*DIRECTIONS*
Write the material out again, line by line, exactly as it is.

*DATA IN THIS EXERCISE*

>> BEGIN

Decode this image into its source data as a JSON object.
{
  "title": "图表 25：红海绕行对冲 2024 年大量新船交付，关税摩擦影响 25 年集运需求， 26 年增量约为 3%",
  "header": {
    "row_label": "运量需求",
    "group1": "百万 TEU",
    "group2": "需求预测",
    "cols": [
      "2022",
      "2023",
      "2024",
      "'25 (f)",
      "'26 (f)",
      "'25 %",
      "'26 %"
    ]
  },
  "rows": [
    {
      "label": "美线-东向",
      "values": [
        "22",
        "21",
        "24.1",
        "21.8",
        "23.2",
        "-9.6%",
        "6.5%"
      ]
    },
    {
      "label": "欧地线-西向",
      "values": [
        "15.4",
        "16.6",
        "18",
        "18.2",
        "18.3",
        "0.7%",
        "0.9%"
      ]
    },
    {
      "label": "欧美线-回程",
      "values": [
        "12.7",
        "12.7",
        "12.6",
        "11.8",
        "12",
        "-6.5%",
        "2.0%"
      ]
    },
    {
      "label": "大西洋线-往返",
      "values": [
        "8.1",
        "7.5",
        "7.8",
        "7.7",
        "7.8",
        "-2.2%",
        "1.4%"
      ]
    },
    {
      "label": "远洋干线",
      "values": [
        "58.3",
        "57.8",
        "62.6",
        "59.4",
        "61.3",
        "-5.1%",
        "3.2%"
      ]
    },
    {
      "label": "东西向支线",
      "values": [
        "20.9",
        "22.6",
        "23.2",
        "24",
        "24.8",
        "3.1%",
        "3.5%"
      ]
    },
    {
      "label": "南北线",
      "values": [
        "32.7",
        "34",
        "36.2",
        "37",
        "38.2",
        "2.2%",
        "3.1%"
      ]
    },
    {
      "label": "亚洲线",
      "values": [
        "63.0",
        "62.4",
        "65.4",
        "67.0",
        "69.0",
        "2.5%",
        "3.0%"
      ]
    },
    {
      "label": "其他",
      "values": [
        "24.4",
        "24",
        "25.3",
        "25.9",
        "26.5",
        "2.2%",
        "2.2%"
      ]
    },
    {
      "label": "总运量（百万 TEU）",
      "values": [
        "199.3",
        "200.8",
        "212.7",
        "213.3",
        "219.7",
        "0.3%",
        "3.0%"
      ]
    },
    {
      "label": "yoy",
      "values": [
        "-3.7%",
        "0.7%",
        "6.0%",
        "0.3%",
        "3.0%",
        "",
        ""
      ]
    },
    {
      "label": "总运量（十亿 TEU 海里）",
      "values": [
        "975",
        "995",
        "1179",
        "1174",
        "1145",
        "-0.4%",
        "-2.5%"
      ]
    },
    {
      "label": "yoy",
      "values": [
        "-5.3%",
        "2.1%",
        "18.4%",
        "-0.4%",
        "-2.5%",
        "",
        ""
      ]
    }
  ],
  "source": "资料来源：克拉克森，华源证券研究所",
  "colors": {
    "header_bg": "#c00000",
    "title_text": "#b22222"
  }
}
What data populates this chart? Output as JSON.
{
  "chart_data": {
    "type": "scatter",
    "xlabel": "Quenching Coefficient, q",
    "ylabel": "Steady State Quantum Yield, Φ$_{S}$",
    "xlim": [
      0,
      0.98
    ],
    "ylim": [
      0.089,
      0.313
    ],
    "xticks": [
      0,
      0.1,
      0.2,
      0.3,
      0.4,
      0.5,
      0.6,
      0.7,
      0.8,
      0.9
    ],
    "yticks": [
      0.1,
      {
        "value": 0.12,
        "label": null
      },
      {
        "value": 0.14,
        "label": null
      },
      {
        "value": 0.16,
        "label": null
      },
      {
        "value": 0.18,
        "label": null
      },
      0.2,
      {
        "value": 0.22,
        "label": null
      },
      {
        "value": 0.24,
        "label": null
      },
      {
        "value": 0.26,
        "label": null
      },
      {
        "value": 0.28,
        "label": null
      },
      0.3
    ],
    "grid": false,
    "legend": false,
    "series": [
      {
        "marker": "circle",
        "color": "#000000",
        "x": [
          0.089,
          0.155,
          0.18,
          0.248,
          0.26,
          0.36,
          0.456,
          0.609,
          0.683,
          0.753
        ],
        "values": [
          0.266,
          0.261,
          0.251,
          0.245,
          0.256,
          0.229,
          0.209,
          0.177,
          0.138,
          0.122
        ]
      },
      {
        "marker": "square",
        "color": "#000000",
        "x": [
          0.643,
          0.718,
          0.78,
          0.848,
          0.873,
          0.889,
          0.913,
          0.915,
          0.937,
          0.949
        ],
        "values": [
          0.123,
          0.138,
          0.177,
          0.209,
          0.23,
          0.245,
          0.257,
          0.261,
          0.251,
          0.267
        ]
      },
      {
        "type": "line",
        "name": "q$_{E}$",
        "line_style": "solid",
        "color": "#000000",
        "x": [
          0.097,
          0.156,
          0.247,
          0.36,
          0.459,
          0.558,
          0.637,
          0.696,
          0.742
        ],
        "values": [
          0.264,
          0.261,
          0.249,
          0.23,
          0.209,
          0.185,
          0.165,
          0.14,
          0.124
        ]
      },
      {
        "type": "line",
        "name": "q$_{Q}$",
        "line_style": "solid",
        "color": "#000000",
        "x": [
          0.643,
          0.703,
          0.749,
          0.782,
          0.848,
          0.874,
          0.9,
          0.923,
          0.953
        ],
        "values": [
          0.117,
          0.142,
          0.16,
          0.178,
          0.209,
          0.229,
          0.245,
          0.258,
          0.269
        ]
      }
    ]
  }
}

>> END

*SOLUTION FOR THIS TASK*
Decode this image into its source data as a JSON object.
{
  "title": "图表 25：红海绕行对冲 2024 年大量新船交付，关税摩擦影响 25 年集运需求， 26 年增量约为 3%",
  "header": {
    "row_label": "运量需求",
    "group1": "百万 TEU",
    "group2": "需求预测",
    "cols": [
      "2022",
      "2023",
      "2024",
      "'25 (f)",
      "'26 (f)",
      "'25 %",
      "'26 %"
    ]
  },
  "rows": [
    {
      "label": "美线-东向",
      "values": [
        "22",
        "21",
        "24.1",
        "21.8",
        "23.2",
        "-9.6%",
        "6.5%"
      ]
    },
    {
      "label": "欧地线-西向",
      "values": [
        "15.4",
        "16.6",
        "18",
        "18.2",
        "18.3",
        "0.7%",
        "0.9%"
      ]
    },
    {
      "label": "欧美线-回程",
      "values": [
        "12.7",
        "12.7",
        "12.6",
        "11.8",
        "12",
        "-6.5%",
        "2.0%"
      ]
    },
    {
      "label": "大西洋线-往返",
      "values": [
        "8.1",
        "7.5",
        "7.8",
        "7.7",
        "7.8",
        "-2.2%",
        "1.4%"
      ]
    },
    {
      "label": "远洋干线",
      "values": [
        "58.3",
        "57.8",
        "62.6",
        "59.4",
        "61.3",
        "-5.1%",
        "3.2%"
      ]
    },
    {
      "label": "东西向支线",
      "values": [
        "20.9",
        "22.6",
        "23.2",
        "24",
        "24.8",
        "3.1%",
        "3.5%"
      ]
    },
    {
      "label": "南北线",
      "values": [
        "32.7",
        "34",
        "36.2",
        "37",
        "38.2",
        "2.2%",
        "3.1%"
      ]
    },
    {
      "label": "亚洲线",
      "values": [
        "63.0",
        "62.4",
        "65.4",
        "67.0",
        "69.0",
        "2.5%",
        "3.0%"
      ]
    },
    {
      "label": "其他",
      "values": [
        "24.4",
        "24",
        "25.3",
        "25.9",
        "26.5",
        "2.2%",
        "2.2%"
      ]
    },
    {
      "label": "总运量（百万 TEU）",
      "values": [
        "199.3",
        "200.8",
        "212.7",
        "213.3",
        "219.7",
        "0.3%",
        "3.0%"
      ]
    },
    {
      "label": "yoy",
      "values": [
        "-3.7%",
        "0.7%",
        "6.0%",
        "0.3%",
        "3.0%",
        "",
        ""
      ]
    },
    {
      "label": "总运量（十亿 TEU 海里）",
      "values": [
        "975",
        "995",
        "1179",
        "1174",
        "1145",
        "-0.4%",
        "-2.5%"
      ]
    },
    {
      "label": "yoy",
      "values": [
        "-5.3%",
        "2.1%",
        "18.4%",
        "-0.4%",
        "-2.5%",
        "",
        ""
      ]
    }
  ],
  "source": "资料来源：克拉克森，华源证券研究所",
  "colors": {
    "header_bg": "#c00000",
    "title_text": "#b22222"
  }
}
What data populates this chart? Output as JSON.
{
  "chart_data": {
    "type": "scatter",
    "xlabel": "Quenching Coefficient, q",
    "ylabel": "Steady State Quantum Yield, Φ$_{S}$",
    "xlim": [
      0,
      0.98
    ],
    "ylim": [
      0.089,
      0.313
    ],
    "xticks": [
      0,
      0.1,
      0.2,
      0.3,
      0.4,
      0.5,
      0.6,
      0.7,
      0.8,
      0.9
    ],
    "yticks": [
      0.1,
      {
        "value": 0.12,
        "label": null
      },
      {
        "value": 0.14,
        "label": null
      },
      {
        "value": 0.16,
        "label": null
      },
      {
        "value": 0.18,
        "label": null
      },
      0.2,
      {
        "value": 0.22,
        "label": null
      },
      {
        "value": 0.24,
        "label": null
      },
      {
        "value": 0.26,
        "label": null
      },
      {
        "value": 0.28,
        "label": null
      },
      0.3
    ],
    "grid": false,
    "legend": false,
    "series": [
      {
        "marker": "circle",
        "color": "#000000",
        "x": [
          0.089,
          0.155,
          0.18,
          0.248,
          0.26,
          0.36,
          0.456,
          0.609,
          0.683,
          0.753
        ],
        "values": [
          0.266,
          0.261,
          0.251,
          0.245,
          0.256,
          0.229,
          0.209,
          0.177,
          0.138,
          0.122
        ]
      },
      {
        "marker": "square",
        "color": "#000000",
        "x": [
          0.643,
          0.718,
          0.78,
          0.848,
          0.873,
          0.889,
          0.913,
          0.915,
          0.937,
          0.949
        ],
        "values": [
          0.123,
          0.138,
          0.177,
          0.209,
          0.23,
          0.245,
          0.257,
          0.261,
          0.251,
          0.267
        ]
      },
      {
        "type": "line",
        "name": "q$_{E}$",
        "line_style": "solid",
        "color": "#000000",
        "x": [
          0.097,
          0.156,
          0.247,
          0.36,
          0.459,
          0.558,
          0.637,
          0.696,
          0.742
        ],
        "values": [
          0.264,
          0.261,
          0.249,
          0.23,
          0.209,
          0.185,
          0.165,
          0.14,
          0.124
        ]
      },
      {
        "type": "line",
        "name": "q$_{Q}$",
        "line_style": "solid",
        "color": "#000000",
        "x": [
          0.643,
          0.703,
          0.749,
          0.782,
          0.848,
          0.874,
          0.9,
          0.923,
          0.953
        ],
        "values": [
          0.117,
          0.142,
          0.16,
          0.178,
          0.209,
          0.229,
          0.245,
          0.258,
          0.269
        ]
      }
    ]
  }
}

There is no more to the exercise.